Note each line of the listing that contains the string "lwdiag", and copy it.

§ **DATASET ROWS**:
════
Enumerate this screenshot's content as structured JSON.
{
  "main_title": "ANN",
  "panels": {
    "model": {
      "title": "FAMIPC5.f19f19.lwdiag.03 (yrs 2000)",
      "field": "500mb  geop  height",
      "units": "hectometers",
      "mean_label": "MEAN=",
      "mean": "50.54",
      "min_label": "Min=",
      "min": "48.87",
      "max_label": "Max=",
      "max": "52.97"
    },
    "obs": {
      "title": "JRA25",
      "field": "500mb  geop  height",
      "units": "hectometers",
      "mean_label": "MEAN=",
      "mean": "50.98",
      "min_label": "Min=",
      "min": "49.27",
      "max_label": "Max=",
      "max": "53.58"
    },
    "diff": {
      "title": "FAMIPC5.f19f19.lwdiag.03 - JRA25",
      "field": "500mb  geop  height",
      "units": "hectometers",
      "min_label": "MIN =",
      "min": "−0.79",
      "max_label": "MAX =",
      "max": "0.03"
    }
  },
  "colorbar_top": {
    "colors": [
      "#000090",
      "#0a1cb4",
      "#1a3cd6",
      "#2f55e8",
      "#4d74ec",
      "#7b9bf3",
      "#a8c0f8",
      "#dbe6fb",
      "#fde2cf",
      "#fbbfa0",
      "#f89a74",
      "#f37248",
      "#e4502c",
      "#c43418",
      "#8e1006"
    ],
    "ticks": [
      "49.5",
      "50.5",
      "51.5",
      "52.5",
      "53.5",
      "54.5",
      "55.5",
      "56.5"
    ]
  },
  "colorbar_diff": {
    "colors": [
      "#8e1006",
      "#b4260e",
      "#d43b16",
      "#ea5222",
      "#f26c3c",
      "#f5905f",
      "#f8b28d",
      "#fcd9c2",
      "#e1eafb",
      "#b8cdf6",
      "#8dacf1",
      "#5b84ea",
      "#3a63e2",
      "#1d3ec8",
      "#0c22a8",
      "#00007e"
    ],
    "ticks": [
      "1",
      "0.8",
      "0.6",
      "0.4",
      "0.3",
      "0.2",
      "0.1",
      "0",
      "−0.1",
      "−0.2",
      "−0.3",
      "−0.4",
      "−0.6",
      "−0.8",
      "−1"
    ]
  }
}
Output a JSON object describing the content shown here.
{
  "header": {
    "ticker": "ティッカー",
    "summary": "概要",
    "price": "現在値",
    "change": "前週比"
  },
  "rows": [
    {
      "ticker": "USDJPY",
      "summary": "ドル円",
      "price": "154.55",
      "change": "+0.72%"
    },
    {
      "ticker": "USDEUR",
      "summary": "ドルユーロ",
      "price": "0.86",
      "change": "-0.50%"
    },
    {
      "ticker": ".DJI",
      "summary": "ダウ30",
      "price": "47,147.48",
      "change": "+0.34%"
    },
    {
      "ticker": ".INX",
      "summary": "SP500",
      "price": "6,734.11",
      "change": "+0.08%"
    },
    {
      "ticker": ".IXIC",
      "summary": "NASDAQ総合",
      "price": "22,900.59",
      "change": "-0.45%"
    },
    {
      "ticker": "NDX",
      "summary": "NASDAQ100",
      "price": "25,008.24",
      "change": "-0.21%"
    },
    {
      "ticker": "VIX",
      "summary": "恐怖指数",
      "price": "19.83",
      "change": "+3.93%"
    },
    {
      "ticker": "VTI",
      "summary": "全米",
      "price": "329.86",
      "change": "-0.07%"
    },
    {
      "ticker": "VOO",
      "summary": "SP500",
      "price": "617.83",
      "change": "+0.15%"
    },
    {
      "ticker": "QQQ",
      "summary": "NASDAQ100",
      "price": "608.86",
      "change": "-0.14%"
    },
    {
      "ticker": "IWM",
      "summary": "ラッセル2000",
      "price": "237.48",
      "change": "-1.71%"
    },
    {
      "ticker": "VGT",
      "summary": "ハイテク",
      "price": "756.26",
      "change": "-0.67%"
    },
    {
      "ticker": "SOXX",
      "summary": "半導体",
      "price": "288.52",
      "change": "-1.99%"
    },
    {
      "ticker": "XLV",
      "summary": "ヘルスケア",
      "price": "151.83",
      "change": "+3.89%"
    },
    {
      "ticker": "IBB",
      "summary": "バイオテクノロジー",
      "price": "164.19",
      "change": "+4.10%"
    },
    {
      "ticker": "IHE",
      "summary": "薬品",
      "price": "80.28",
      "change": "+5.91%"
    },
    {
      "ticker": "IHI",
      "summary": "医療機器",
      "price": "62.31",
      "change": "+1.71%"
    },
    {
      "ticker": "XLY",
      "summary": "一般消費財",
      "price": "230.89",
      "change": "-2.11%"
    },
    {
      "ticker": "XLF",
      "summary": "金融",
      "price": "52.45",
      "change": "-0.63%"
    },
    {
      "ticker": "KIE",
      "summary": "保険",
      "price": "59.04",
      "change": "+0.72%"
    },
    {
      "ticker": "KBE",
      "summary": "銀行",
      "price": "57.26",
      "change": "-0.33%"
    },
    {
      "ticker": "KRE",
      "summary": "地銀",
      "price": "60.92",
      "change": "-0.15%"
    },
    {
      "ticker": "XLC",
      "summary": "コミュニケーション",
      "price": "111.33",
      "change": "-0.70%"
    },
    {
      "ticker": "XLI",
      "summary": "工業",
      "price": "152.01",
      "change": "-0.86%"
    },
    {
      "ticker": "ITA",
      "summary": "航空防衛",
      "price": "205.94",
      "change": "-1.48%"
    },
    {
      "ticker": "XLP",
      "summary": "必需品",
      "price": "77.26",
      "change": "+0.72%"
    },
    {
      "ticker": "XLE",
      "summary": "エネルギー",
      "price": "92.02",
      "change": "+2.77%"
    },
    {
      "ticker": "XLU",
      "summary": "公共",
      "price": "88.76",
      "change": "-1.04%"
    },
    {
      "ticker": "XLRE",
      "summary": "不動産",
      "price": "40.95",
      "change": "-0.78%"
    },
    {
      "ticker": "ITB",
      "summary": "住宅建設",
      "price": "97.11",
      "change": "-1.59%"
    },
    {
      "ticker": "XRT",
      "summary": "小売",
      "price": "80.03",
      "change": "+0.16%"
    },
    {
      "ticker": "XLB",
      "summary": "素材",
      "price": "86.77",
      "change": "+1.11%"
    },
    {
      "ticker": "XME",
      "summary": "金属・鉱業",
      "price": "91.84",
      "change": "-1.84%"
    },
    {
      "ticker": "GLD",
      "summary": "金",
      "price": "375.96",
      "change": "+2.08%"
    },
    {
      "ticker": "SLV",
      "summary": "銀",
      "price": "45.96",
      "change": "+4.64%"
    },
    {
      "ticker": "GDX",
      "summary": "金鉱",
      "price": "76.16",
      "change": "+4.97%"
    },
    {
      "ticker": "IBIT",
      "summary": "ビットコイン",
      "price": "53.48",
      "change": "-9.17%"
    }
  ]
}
════
§ **ANSWER TO THE PROBLEM**:
      "title": "FAMIPC5.f19f19.lwdiag.03 (yrs 2000)",
      "title": "FAMIPC5.f19f19.lwdiag.03 - JRA25",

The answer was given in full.